> _Task brief_:
Look for "object" in the listing below. Gather each line that contains it.

> _Dataset entries_:
=-=-=-=-=
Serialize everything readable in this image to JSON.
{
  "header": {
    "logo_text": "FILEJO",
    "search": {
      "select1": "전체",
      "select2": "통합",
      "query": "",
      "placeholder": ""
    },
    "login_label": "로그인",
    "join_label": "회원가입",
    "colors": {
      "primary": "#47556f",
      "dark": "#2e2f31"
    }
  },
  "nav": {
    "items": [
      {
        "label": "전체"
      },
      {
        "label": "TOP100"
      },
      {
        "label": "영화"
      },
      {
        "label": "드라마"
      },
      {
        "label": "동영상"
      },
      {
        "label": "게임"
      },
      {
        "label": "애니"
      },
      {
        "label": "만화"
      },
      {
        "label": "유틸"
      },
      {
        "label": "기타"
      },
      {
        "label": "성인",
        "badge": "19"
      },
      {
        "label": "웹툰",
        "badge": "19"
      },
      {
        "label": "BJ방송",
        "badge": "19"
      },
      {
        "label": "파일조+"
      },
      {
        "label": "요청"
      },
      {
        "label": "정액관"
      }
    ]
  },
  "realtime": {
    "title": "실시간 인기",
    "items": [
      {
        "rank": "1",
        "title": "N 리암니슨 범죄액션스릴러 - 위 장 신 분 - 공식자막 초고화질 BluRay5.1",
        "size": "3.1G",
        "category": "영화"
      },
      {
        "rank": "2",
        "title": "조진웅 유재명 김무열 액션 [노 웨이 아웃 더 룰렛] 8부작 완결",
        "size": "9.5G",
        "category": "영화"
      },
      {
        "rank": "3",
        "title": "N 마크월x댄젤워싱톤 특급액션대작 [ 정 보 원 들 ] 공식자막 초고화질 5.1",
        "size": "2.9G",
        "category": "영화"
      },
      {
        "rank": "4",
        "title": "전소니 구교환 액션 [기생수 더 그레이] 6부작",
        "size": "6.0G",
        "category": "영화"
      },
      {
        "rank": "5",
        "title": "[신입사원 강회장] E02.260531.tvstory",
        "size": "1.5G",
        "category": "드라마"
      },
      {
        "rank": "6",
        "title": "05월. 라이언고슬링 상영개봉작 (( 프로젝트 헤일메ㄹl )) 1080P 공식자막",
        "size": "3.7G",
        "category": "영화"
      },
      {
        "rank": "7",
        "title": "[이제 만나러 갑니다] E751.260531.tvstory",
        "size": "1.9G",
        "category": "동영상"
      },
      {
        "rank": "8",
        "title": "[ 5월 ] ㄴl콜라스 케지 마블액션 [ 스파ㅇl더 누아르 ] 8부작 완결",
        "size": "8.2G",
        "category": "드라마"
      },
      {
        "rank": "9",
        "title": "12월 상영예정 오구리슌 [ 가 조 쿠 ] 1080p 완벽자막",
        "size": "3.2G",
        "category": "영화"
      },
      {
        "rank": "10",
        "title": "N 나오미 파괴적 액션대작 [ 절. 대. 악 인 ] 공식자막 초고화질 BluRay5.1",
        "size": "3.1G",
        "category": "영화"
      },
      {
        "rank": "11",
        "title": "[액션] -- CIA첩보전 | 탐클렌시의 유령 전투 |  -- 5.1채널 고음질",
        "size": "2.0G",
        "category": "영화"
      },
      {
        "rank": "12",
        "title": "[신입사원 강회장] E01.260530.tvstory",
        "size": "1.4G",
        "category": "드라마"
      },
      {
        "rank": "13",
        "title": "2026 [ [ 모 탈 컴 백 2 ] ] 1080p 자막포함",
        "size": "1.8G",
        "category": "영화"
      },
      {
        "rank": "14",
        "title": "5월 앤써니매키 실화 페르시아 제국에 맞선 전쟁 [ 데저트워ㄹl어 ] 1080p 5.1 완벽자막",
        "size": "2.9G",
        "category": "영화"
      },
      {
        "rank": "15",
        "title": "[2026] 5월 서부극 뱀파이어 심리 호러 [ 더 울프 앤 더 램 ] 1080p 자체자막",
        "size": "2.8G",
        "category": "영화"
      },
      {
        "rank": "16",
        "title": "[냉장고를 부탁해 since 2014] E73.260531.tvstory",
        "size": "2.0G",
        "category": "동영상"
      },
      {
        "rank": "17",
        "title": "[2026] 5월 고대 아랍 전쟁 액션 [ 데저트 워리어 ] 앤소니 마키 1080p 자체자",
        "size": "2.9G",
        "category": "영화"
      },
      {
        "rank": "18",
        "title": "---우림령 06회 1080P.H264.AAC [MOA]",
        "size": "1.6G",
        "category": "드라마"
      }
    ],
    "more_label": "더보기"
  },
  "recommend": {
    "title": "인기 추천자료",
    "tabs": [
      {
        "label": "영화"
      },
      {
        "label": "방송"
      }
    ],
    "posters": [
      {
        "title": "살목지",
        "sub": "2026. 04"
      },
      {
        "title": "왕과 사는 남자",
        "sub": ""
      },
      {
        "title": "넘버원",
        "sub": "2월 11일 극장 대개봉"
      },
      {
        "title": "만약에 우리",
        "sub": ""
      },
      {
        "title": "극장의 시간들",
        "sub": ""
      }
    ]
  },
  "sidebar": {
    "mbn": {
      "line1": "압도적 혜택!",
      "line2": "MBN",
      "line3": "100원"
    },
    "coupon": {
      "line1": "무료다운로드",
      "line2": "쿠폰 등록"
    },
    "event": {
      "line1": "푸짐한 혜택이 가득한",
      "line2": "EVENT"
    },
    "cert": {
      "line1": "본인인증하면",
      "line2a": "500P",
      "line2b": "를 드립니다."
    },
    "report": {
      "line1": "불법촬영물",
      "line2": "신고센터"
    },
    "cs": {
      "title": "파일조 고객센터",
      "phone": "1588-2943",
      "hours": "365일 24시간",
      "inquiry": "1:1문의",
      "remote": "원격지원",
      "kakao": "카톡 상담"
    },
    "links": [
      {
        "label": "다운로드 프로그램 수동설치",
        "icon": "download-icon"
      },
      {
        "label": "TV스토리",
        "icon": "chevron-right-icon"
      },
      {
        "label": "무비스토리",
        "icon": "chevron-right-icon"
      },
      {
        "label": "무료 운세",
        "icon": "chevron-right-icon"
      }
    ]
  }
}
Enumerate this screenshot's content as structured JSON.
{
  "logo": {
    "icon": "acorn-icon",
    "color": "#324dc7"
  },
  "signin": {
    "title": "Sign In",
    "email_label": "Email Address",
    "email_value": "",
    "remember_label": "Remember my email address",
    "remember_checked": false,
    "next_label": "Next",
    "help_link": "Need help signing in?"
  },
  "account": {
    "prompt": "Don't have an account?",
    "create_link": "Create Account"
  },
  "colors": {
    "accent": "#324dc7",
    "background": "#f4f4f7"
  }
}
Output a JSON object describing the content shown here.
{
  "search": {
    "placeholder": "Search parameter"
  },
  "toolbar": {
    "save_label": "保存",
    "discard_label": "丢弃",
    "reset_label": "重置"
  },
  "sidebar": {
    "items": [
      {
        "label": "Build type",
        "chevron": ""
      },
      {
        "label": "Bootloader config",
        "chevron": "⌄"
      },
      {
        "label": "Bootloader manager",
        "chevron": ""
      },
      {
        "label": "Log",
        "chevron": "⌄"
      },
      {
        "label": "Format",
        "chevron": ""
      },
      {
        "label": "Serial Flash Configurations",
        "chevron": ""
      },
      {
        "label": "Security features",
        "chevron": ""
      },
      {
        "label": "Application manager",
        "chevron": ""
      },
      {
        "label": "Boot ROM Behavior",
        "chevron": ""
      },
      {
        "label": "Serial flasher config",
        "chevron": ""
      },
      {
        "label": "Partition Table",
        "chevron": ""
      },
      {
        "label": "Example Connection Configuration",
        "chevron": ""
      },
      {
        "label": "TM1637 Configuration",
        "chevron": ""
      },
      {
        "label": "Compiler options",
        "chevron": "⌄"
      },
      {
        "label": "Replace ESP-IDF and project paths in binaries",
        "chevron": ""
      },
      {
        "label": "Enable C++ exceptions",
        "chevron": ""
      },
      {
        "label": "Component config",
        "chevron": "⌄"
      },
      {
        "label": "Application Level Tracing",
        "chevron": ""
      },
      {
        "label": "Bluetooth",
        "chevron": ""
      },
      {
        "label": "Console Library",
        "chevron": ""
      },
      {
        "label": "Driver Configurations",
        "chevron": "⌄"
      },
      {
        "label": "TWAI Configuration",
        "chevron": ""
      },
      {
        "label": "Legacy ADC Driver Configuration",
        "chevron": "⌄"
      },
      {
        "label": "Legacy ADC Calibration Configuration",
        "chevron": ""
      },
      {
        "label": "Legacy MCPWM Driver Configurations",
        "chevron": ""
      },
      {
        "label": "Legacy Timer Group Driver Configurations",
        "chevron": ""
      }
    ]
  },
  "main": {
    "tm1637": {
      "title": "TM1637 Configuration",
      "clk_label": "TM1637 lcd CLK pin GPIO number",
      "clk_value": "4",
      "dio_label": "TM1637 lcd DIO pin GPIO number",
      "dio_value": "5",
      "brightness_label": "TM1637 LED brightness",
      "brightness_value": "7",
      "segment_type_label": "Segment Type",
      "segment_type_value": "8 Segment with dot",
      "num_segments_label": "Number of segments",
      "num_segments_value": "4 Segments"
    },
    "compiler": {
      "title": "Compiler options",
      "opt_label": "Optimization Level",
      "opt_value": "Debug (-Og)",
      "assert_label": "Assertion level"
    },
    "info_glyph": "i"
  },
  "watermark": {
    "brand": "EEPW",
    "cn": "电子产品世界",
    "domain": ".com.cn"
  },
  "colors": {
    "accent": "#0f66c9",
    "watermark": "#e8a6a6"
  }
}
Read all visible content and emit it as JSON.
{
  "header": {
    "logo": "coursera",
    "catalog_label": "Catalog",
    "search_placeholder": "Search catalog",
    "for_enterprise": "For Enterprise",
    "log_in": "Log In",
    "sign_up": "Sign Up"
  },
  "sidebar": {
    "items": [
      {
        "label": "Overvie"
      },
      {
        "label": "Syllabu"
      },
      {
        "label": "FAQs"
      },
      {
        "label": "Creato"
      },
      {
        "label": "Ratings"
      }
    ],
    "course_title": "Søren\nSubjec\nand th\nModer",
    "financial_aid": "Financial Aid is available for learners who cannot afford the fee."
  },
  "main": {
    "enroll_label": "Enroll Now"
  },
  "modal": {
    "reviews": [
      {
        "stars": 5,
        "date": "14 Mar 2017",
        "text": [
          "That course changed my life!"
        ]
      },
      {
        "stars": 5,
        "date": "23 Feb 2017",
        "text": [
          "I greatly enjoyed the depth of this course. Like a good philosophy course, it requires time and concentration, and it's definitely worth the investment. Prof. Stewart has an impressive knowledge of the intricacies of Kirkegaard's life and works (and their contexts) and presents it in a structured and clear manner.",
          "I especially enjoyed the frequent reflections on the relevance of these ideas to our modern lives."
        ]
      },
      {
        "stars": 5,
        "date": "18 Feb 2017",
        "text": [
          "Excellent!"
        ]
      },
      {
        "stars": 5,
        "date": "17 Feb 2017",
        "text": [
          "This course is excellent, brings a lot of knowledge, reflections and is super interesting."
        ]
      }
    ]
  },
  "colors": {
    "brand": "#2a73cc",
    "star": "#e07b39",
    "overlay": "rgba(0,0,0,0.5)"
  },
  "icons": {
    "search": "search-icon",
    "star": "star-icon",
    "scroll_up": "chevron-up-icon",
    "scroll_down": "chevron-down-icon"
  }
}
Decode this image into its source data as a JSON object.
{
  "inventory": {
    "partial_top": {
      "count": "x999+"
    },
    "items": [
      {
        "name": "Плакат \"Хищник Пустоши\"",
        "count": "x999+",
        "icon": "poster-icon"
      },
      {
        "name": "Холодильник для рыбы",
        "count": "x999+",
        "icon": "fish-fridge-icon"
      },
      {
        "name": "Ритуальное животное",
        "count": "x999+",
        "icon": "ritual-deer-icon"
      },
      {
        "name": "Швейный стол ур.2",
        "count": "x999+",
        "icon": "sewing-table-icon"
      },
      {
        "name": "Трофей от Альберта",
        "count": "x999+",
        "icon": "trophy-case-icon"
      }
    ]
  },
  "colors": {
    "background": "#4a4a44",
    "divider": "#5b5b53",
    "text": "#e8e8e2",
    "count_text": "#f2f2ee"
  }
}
=-=-=-=-=
> _Complete answer_:
Output a JSON object describing the content shown here.
Decode this image into its source data as a JSON object.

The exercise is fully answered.